Task statement => Pick out each line containing the string "prodajni".

Given entries =>

##########

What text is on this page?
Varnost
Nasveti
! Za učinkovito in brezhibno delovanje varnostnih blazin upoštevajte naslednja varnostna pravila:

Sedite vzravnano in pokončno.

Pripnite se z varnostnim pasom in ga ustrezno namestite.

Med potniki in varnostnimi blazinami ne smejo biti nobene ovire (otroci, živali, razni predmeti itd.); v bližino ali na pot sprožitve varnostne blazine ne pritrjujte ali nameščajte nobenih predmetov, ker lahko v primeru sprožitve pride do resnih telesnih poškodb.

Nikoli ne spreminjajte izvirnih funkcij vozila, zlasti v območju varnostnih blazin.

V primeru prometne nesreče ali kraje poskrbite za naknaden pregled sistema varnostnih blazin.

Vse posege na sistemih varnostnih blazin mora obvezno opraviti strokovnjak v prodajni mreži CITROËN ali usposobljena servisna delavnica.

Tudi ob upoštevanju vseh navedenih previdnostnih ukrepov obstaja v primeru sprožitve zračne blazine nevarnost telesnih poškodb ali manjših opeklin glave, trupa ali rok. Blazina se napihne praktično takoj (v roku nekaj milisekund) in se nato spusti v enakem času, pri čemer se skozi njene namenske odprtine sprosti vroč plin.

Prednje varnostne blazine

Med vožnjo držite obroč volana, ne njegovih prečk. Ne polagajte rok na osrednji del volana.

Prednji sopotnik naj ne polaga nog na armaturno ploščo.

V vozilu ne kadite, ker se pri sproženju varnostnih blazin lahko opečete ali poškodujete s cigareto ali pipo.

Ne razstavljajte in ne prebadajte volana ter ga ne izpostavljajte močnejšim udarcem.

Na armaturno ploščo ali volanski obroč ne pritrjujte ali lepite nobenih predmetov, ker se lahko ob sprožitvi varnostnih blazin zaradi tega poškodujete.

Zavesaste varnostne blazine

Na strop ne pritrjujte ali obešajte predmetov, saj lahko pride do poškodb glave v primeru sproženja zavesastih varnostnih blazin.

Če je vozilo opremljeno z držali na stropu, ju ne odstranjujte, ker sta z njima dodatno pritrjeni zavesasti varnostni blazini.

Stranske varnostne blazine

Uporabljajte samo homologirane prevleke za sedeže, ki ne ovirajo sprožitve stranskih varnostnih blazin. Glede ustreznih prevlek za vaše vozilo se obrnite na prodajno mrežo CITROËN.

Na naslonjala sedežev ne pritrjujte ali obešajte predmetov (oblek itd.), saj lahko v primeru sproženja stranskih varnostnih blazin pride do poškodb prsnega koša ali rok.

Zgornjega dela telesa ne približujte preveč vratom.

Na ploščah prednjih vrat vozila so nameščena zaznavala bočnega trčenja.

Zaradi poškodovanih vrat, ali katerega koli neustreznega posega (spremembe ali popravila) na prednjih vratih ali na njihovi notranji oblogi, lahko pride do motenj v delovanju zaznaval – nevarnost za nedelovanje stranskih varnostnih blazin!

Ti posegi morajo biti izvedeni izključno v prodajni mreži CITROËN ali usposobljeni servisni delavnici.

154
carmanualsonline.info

##########

The completed task =>
Vse posege na sistemih varnostnih blazin mora obvezno opraviti strokovnjak v prodajni mreži CITROËN ali usposobljena servisna delavnica.
Ti posegi morajo biti izvedeni izključno v prodajni mreži CITROËN ali usposobljeni servisni delavnici.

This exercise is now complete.